--- start Material for this task ---
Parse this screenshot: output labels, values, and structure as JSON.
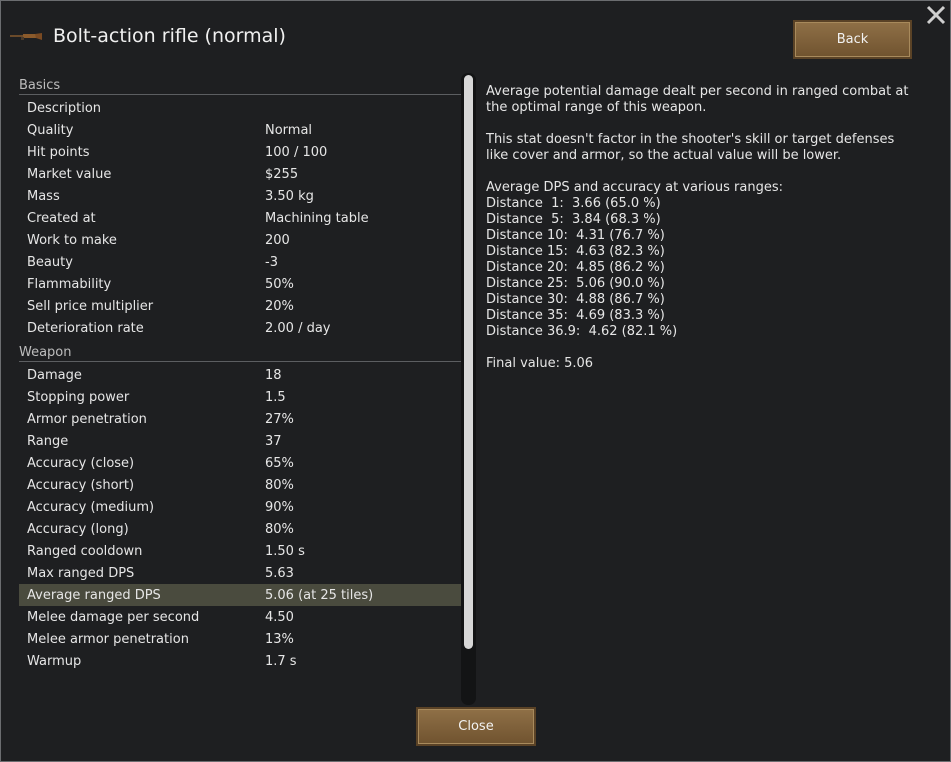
{
  "window": {
    "title": "Bolt-action rifle (normal)",
    "back_label": "Back",
    "close_label": "Close"
  },
  "sections": [
    {
      "header": "Basics",
      "rows": [
        {
          "label": "Description",
          "value": ""
        },
        {
          "label": "Quality",
          "value": "Normal"
        },
        {
          "label": "Hit points",
          "value": "100 / 100"
        },
        {
          "label": "Market value",
          "value": "$255"
        },
        {
          "label": "Mass",
          "value": "3.50 kg"
        },
        {
          "label": "Created at",
          "value": "Machining table"
        },
        {
          "label": "Work to make",
          "value": "200"
        },
        {
          "label": "Beauty",
          "value": "-3"
        },
        {
          "label": "Flammability",
          "value": "50%"
        },
        {
          "label": "Sell price multiplier",
          "value": "20%"
        },
        {
          "label": "Deterioration rate",
          "value": "2.00 / day"
        }
      ]
    },
    {
      "header": "Weapon",
      "rows": [
        {
          "label": "Damage",
          "value": "18"
        },
        {
          "label": "Stopping power",
          "value": "1.5"
        },
        {
          "label": "Armor penetration",
          "value": "27%"
        },
        {
          "label": "Range",
          "value": "37"
        },
        {
          "label": "Accuracy (close)",
          "value": "65%"
        },
        {
          "label": "Accuracy (short)",
          "value": "80%"
        },
        {
          "label": "Accuracy (medium)",
          "value": "90%"
        },
        {
          "label": "Accuracy (long)",
          "value": "80%"
        },
        {
          "label": "Ranged cooldown",
          "value": "1.50 s"
        },
        {
          "label": "Max ranged DPS",
          "value": "5.63"
        },
        {
          "label": "Average ranged DPS",
          "value": "5.06 (at 25 tiles)",
          "selected": true
        },
        {
          "label": "Melee damage per second",
          "value": "4.50"
        },
        {
          "label": "Melee armor penetration",
          "value": "13%"
        },
        {
          "label": "Warmup",
          "value": "1.7 s"
        }
      ]
    }
  ],
  "description": {
    "para1": "Average potential damage dealt per second in ranged combat at the optimal range of this weapon.",
    "para2": "This stat doesn't factor in the shooter's skill or target defenses like cover and armor, so the actual value will be lower.",
    "ranges_header": "Average DPS and accuracy at various ranges:",
    "ranges": [
      "Distance  1:  3.66 (65.0 %)",
      "Distance  5:  3.84 (68.3 %)",
      "Distance 10:  4.31 (76.7 %)",
      "Distance 15:  4.63 (82.3 %)",
      "Distance 20:  4.85 (86.2 %)",
      "Distance 25:  5.06 (90.0 %)",
      "Distance 30:  4.88 (86.7 %)",
      "Distance 35:  4.69 (83.3 %)",
      "Distance 36.9:  4.62 (82.1 %)"
    ],
    "final_value": "Final value: 5.06"
  },
  "icons": {
    "rifle": "rifle-icon",
    "close": "close-icon"
  }
}
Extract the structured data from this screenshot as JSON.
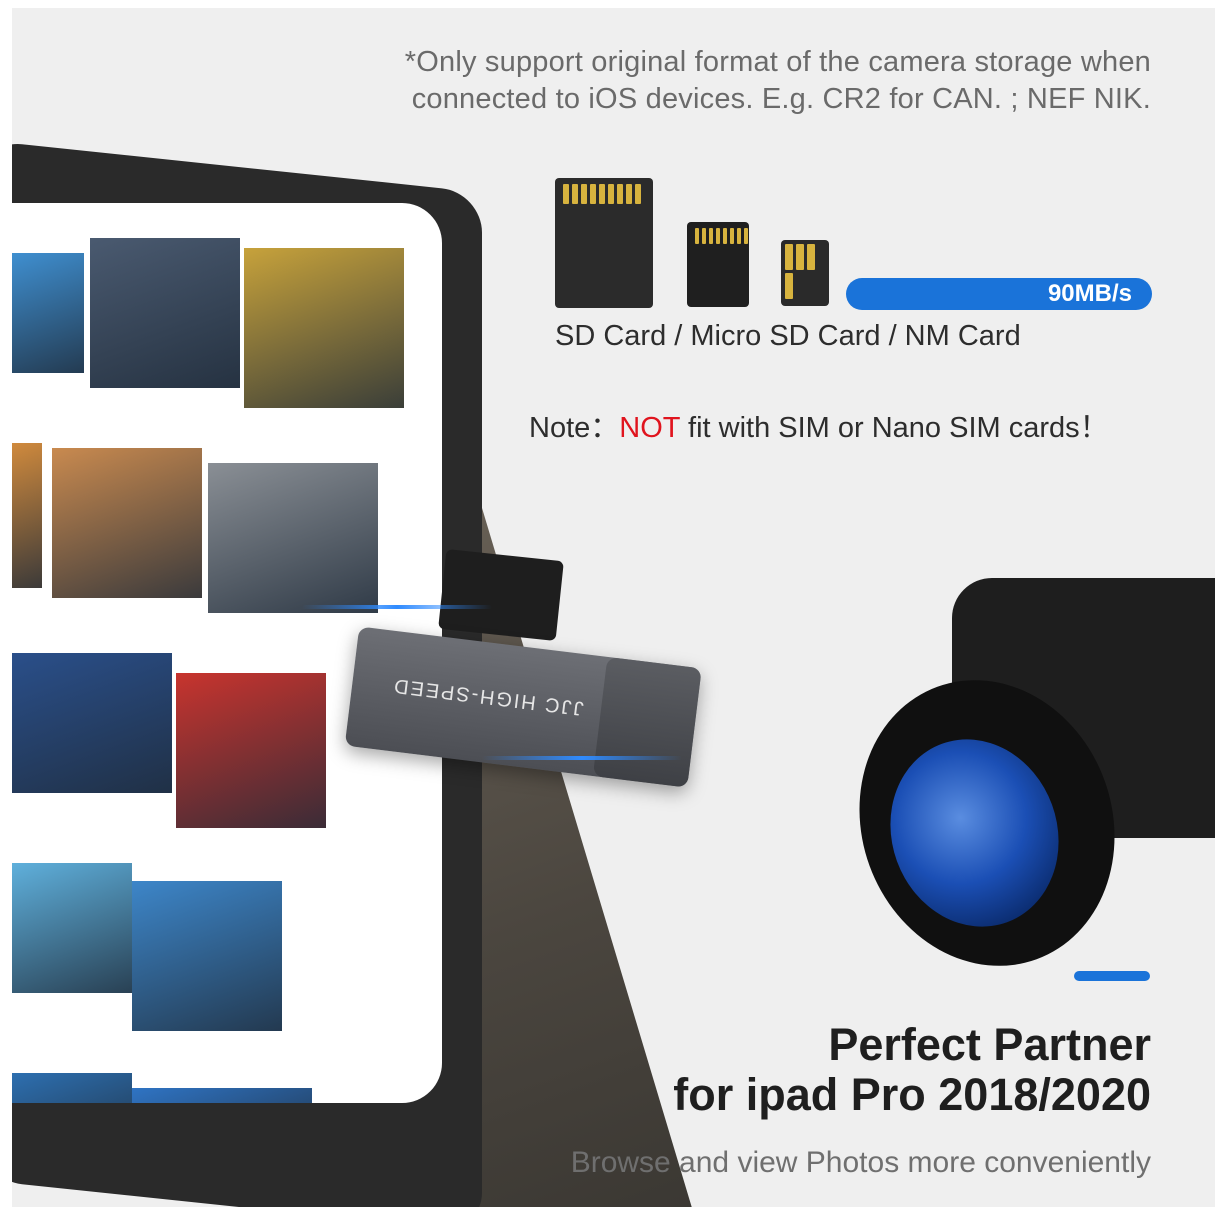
{
  "footnote": {
    "line1": "*Only support original format of the camera storage when",
    "line2": "connected to iOS devices. E.g. CR2 for CAN. ; NEF NIK."
  },
  "speed_bar": {
    "label": "90MB/s",
    "color": "#1a73d9"
  },
  "card_types": "SD Card / Micro SD Card / NM Card",
  "note": {
    "prefix": "Note：",
    "warning": "NOT",
    "suffix": " fit with SIM or Nano SIM cards！",
    "warning_color": "#e0141e"
  },
  "reader": {
    "label": "JJC HIGH-SPEED"
  },
  "headline": {
    "line1": "Perfect Partner",
    "line2": "for ipad Pro 2018/2020"
  },
  "subline": "Browse and view Photos more conveniently",
  "photos": [
    {
      "name": "photo-sea-boat",
      "color": "#3f8fd0"
    },
    {
      "name": "photo-rocky-coast",
      "color": "#4a5a70"
    },
    {
      "name": "photo-sunset-flowers",
      "color": "#c7a23b"
    },
    {
      "name": "photo-food-partial",
      "color": "#d08a3d"
    },
    {
      "name": "photo-breakfast",
      "color": "#c98a4f"
    },
    {
      "name": "photo-waterfall",
      "color": "#8a8f95"
    },
    {
      "name": "photo-city-night",
      "color": "#2a4f8a"
    },
    {
      "name": "photo-red-phonebooth",
      "color": "#c8342e"
    },
    {
      "name": "photo-beach",
      "color": "#5fb0dc"
    },
    {
      "name": "photo-mountain-lake",
      "color": "#3d86c9"
    },
    {
      "name": "photo-partial-blue",
      "color": "#2d6fb0"
    },
    {
      "name": "photo-partial-sky",
      "color": "#2f74c4"
    }
  ]
}
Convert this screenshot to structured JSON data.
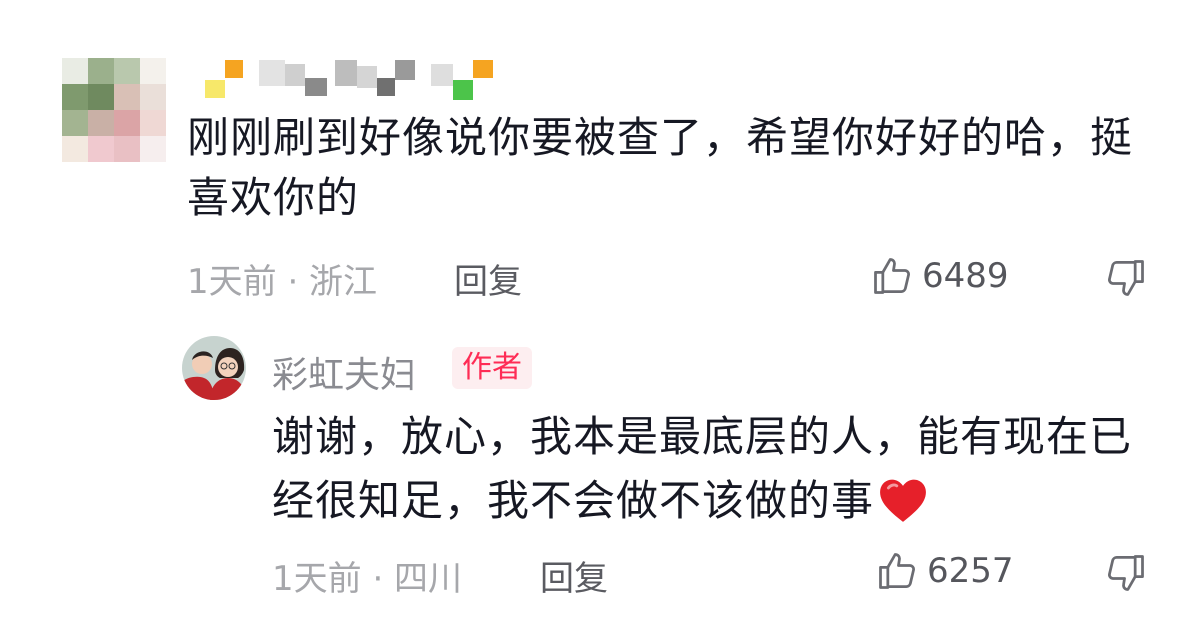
{
  "comment": {
    "text": "刚刚刷到好像说你要被查了，希望你好好的哈，挺喜欢你的",
    "time_location": "1天前 · 浙江",
    "reply_label": "回复",
    "like_count": "6489"
  },
  "reply": {
    "author_name": "彩虹夫妇",
    "author_badge": "作者",
    "text": "谢谢，放心，我本是最底层的人，能有现在已经很知足，我不会做不该做的事",
    "emoji": "❤️",
    "time_location": "1天前 · 四川",
    "reply_label": "回复",
    "like_count": "6257"
  },
  "icons": {
    "like": "thumbs-up-outline-icon",
    "dislike": "thumbs-down-outline-icon",
    "emoji": "red-heart-emoji"
  },
  "colors": {
    "badge_text": "#fe2c55",
    "badge_bg": "#fdeef0",
    "meta_text": "#a6a7ab"
  }
}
--- end Material for this task ---
Your instructions: Report the number of lines in the listing where the string "structured" appears, and nothing besides.

Result of the task: 2